▶ [Given instruction]:
Lines that include the word "Valenciassa" are the ones to copy.

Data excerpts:
— START —
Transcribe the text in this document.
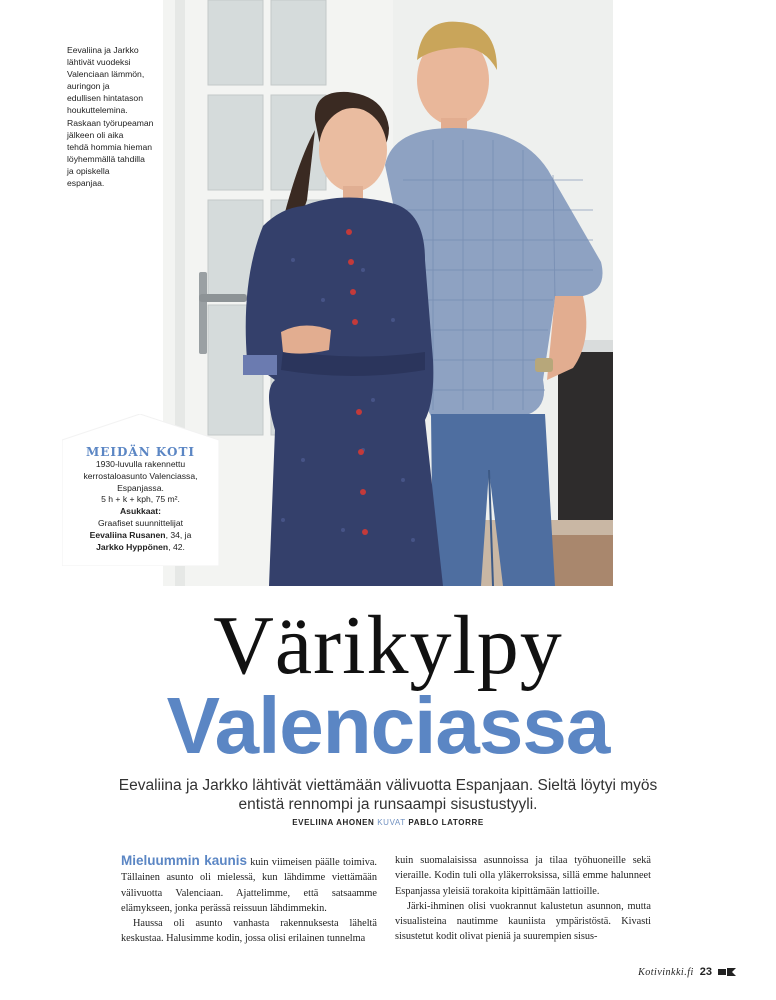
Eevaliina ja Jarkko
lähtivät vuodeksi
Valenciaan lämmön,
auringon ja
edullisen hintatason
houkuttelemina.
Raskaan työrupeaman
jälkeen oli aika
tehdä hommia hieman
löyhemmällä tahdilla
ja opiskella
espanjaa.
MEIDÄN KOTI
1930-luvulla rakennettu
kerrostaloasunto Valenciassa,
Espanjassa.
5 h + k + kph, 75 m².
Asukkaat:
Graafiset suunnittelijat
Eevaliina Rusanen, 34, ja
Jarkko Hyppönen, 42.
Värikylpy
Valenciassa
Eevaliina ja Jarkko lähtivät viettämään välivuotta Espanjaan. Sieltä löytyi myös entistä rennompi ja runsaampi sisustustyyli.
EVELIINA AHONEN KUVAT PABLO LATORRE

Mieluummin kaunis kuin viimeisen päälle toimiva. Tällainen asunto oli mielessä, kun lähdimme viettämään välivuotta Valenciaan. Ajattelimme, että satsaamme elämykseen, jonka perässä reissuun lähdimmekin.

Haussa oli asunto vanhasta rakennuksesta läheltä keskustaa. Halusimme kodin, jossa olisi erilainen tunnelma

kuin suomalaisissa asunnoissa ja tilaa työhuoneille sekä vieraille. Kodin tuli olla yläkerroksissa, sillä emme halunneet Espanjassa yleisiä torakoita kipittämään lattioille.

Järki-ihminen olisi vuokrannut kalustetun asunnon, mutta visualisteina nautimme kauniista ympäristöstä. Kivasti sisustetut kodit olivat pieniä ja suurempien sisus-

Kotivinkki.fi 23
— END —
▶ [Right answer]:
kerrostaloasunto Valenciassa,
Valenciassa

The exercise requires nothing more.